Problem description -> Swap "song-title" for "track-title" in the stretch of data from the line containing "username-line: marcjdancorbs 2021-10-02: [130, 918, 448, 943]" through the line containing "flower-count: 5朵: [569, 449, 611, 478]", and write those lines out again with nothing else changed.

#### Dataset excerpts ####

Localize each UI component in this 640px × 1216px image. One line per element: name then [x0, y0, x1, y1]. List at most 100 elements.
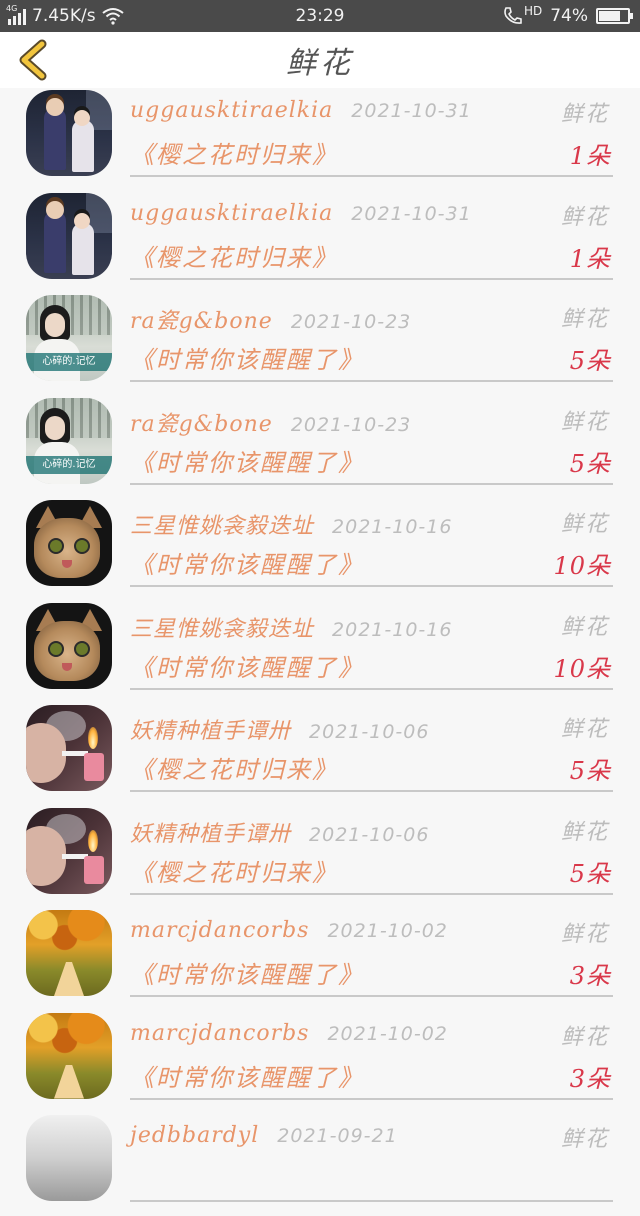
username-line: marcjdancorbs 2021-10-02: [130, 918, 448, 943]
list-item-info: ra瓷g&bone 2021-10-23 鲜花《时常你该醒醒了》 5朵: [130, 396, 613, 485]
list-item[interactable]: 三星惟姚衾毅迭址 2021-10-16 鲜花 《时常你该醒醒了》 10朵: [0, 498, 640, 601]
list-item-info: ra瓷g&bone 2021-10-23 鲜花《时常你该醒醒了》 5朵: [130, 293, 613, 382]
flower-count: 5朵: [569, 859, 611, 888]
hd-label: HD: [523, 4, 543, 18]
gift-type: 鲜花: [560, 409, 609, 435]
flower-count: 10朵: [553, 654, 611, 683]
list-item[interactable]: uggausktiraelkia 2021-10-31 鲜花 《樱之花时归来》 1朵: [0, 191, 640, 294]
phone-icon: [504, 7, 522, 24]
avatar[interactable]: [26, 1012, 112, 1099]
song-title[interactable]: 《时常你该醒醒了》: [130, 955, 364, 990]
username[interactable]: marcjdancorbs: [130, 918, 309, 943]
song-title[interactable]: 《樱之花时归来》: [130, 853, 338, 888]
gift-date: 2021-10-06: [309, 823, 430, 846]
avatar[interactable]: [26, 1115, 112, 1201]
flower-gift-list[interactable]: uggausktiraelkia 2021-10-31 鲜花 《樱之花时归来》 1朵 ug…: [0, 88, 640, 1216]
status-bar: 4G 7.45K/s 23:29 HD 74%: [0, 0, 640, 32]
gift-date: 2021-10-23: [290, 413, 412, 436]
username[interactable]: 三星惟姚衾毅迭址: [130, 514, 314, 539]
clock: 23:29: [295, 6, 345, 26]
song-title[interactable]: 《樱之花时归来》: [130, 135, 338, 170]
avatar-caption: 心碎的.记忆: [26, 353, 112, 371]
song-title[interactable]: 《时常你该醒醒了》: [130, 443, 364, 478]
gift-date: 2021-10-02: [327, 1022, 448, 1045]
list-item[interactable]: 心碎的.记忆 ra瓷g&bone 2021-10-23 鲜花《时常你该醒醒了》 5朵: [0, 293, 640, 396]
gift-type: 鲜花: [560, 922, 609, 947]
username-line: 妖精种植手谭卅 2021-10-06: [130, 713, 429, 745]
flower-count: 5朵: [569, 449, 611, 478]
gift-type: 鲜花: [560, 1024, 609, 1050]
gift-date: 2021-10-23: [290, 311, 412, 333]
avatar[interactable]: [26, 192, 112, 279]
list-item-info: uggausktiraelkia 2021-10-31 鲜花《樱之花时归来》 1朵: [130, 88, 613, 177]
flower-count: 3朵: [569, 1064, 611, 1093]
gift-type: 鲜花: [560, 307, 609, 332]
username[interactable]: uggausktiraelkia: [130, 201, 333, 226]
username[interactable]: uggausktiraelkia: [130, 98, 333, 123]
list-item-info: jedbbardyl 2021-09-21 鲜花: [130, 1113, 613, 1202]
list-item-info: 妖精种植手谭卅 2021-10-06 鲜花《樱之花时归来》 5朵: [130, 806, 613, 895]
username[interactable]: 妖精种植手谭卅: [130, 719, 291, 744]
list-item[interactable]: 妖精种植手谭卅 2021-10-06 鲜花《樱之花时归来》 5朵: [0, 703, 640, 806]
list-item[interactable]: uggausktiraelkia 2021-10-31 鲜花《樱之花时归来》 1朵: [0, 88, 640, 191]
header: 鲜花: [0, 32, 640, 88]
gift-date: 2021-10-02: [327, 920, 448, 942]
list-item-info: 三星惟姚衾毅迭址 2021-10-16 鲜花《时常你该醒醒了》 10朵: [130, 601, 613, 690]
song-title[interactable]: 《时常你该醒醒了》: [130, 648, 364, 683]
username[interactable]: 妖精种植手谭卅: [130, 822, 291, 847]
gift-type: 鲜花: [560, 1127, 609, 1152]
username[interactable]: 三星惟姚衾毅迭址: [130, 617, 314, 642]
list-item[interactable]: jedbbardyl 2021-09-21 鲜花: [0, 1113, 640, 1216]
battery-percent: 74%: [550, 6, 588, 26]
battery-icon: [596, 8, 633, 24]
song-title[interactable]: 《时常你该醒醒了》: [130, 545, 364, 580]
username[interactable]: ra瓷g&bone: [130, 412, 273, 437]
list-item[interactable]: 心碎的.记忆 ra瓷g&bone 2021-10-23 鲜花《时常你该醒醒了》 5朵: [0, 396, 640, 499]
list-item[interactable]: marcjdancorbs 2021-10-02 鲜花《时常你该醒醒了》 3朵: [0, 908, 640, 1011]
gift-type: 鲜花: [560, 717, 609, 742]
song-title[interactable]: 《樱之花时归来》: [130, 750, 338, 785]
username[interactable]: marcjdancorbs: [130, 1021, 309, 1046]
gift-date: 2021-09-21: [277, 1125, 398, 1147]
gift-date: 2021-10-31: [351, 100, 472, 122]
list-item-info: marcjdancorbs 2021-10-02 鲜花《时常你该醒醒了》 3朵: [130, 908, 613, 997]
avatar[interactable]: 心碎的.记忆: [26, 397, 112, 484]
avatar[interactable]: [26, 500, 112, 586]
username[interactable]: jedbbardyl: [130, 1123, 259, 1148]
status-right: HD 74%: [502, 0, 633, 32]
gift-type: 鲜花: [560, 614, 609, 640]
flower-count: 5朵: [569, 347, 611, 375]
username[interactable]: ra瓷g&bone: [130, 309, 273, 334]
avatar-caption: 心碎的.记忆: [26, 455, 112, 474]
username-line: 三星惟姚衾毅迭址 2021-10-16: [130, 611, 452, 643]
avatar[interactable]: [26, 807, 112, 894]
list-item-info: marcjdancorbs 2021-10-02 鲜花《时常你该醒醒了》 3朵: [130, 1011, 613, 1100]
song-title[interactable]: 《樱之花时归来》: [130, 238, 338, 273]
list-item[interactable]: 妖精种植手谭卅 2021-10-06 鲜花《樱之花时归来》 5朵: [0, 806, 640, 909]
avatar[interactable]: 心碎的.记忆: [26, 295, 112, 381]
gift-type: 鲜花: [560, 819, 609, 845]
flower-count: 3朵: [569, 962, 611, 990]
gift-type: 鲜花: [560, 204, 609, 230]
avatar[interactable]: [26, 910, 112, 996]
avatar[interactable]: [26, 90, 112, 176]
username-line: marcjdancorbs 2021-10-02: [130, 1021, 448, 1046]
song-title[interactable]: 《时常你该醒醒了》: [130, 1058, 364, 1093]
flower-count: 5朵: [569, 757, 611, 785]
username-line: 三星惟姚衾毅迭址 2021-10-16: [130, 508, 452, 540]
username-line: 妖精种植手谭卅 2021-10-06: [130, 816, 429, 848]
list-item-info: uggausktiraelkia 2021-10-31 鲜花 《樱之花时归来》 1朵: [130, 191, 613, 280]
gift-date: 2021-10-06: [309, 721, 430, 743]
avatar[interactable]: [26, 705, 112, 791]
flower-count: 1朵: [569, 142, 611, 170]
list-item[interactable]: 三星惟姚衾毅迭址 2021-10-16 鲜花《时常你该醒醒了》 10朵: [0, 601, 640, 704]
page-title: 鲜花: [286, 46, 354, 81]
song-title[interactable]: 《时常你该醒醒了》: [130, 340, 364, 375]
avatar[interactable]: [26, 602, 112, 689]
list-item[interactable]: marcjdancorbs 2021-10-02 鲜花《时常你该醒醒了》 3朵: [0, 1011, 640, 1114]
username-line: uggausktiraelkia 2021-10-31: [130, 201, 472, 226]
gift-type: 鲜花: [560, 102, 609, 127]
gift-date: 2021-10-31: [351, 202, 472, 225]
list-item-info: 三星惟姚衾毅迭址 2021-10-16 鲜花 《时常你该醒醒了》 10朵: [130, 498, 613, 587]
gift-date: 2021-10-16: [332, 516, 453, 538]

####

Full response ->
username-line: marcjdancorbs 2021-10-02: [130, 918, 448, 943]
list-item-info: ra瓷g&bone 2021-10-23 鲜花《时常你该醒醒了》 5朵: [130, 396, 613, 485]
list-item[interactable]: 三星惟姚衾毅迭址 2021-10-16 鲜花 《时常你该醒醒了》 10朵: [0, 498, 640, 601]
list-item-info: ra瓷g&bone 2021-10-23 鲜花《时常你该醒醒了》 5朵: [130, 293, 613, 382]
flower-count: 5朵: [569, 859, 611, 888]
hd-label: HD: [523, 4, 543, 18]
gift-type: 鲜花: [560, 409, 609, 435]
flower-count: 10朵: [553, 654, 611, 683]
list-item[interactable]: uggausktiraelkia 2021-10-31 鲜花 《樱之花时归来》 1朵: [0, 191, 640, 294]
phone-icon: [504, 7, 522, 24]
avatar[interactable]: [26, 1012, 112, 1099]
track-title[interactable]: 《时常你该醒醒了》: [130, 955, 364, 990]
username[interactable]: marcjdancorbs: [130, 918, 309, 943]
track-title[interactable]: 《樱之花时归来》: [130, 853, 338, 888]
gift-date: 2021-10-06: [309, 823, 430, 846]
avatar[interactable]: [26, 1115, 112, 1201]
flower-gift-list[interactable]: uggausktiraelkia 2021-10-31 鲜花 《樱之花时归来》 1朵 ug…: [0, 88, 640, 1216]
status-bar: 4G 7.45K/s 23:29 HD 74%: [0, 0, 640, 32]
gift-date: 2021-10-23: [290, 413, 412, 436]
username[interactable]: 三星惟姚衾毅迭址: [130, 514, 314, 539]
clock: 23:29: [295, 6, 345, 26]
track-title[interactable]: 《樱之花时归来》: [130, 135, 338, 170]
avatar-caption: 心碎的.记忆: [26, 353, 112, 371]
track-title[interactable]: 《时常你该醒醒了》: [130, 443, 364, 478]
gift-date: 2021-10-02: [327, 1022, 448, 1045]
list-item[interactable]: 心碎的.记忆 ra瓷g&bone 2021-10-23 鲜花《时常你该醒醒了》 5朵: [0, 293, 640, 396]
gift-type: 鲜花: [560, 922, 609, 947]
username-line: 妖精种植手谭卅 2021-10-06: [130, 713, 429, 745]
flower-count: 5朵: [569, 449, 611, 478]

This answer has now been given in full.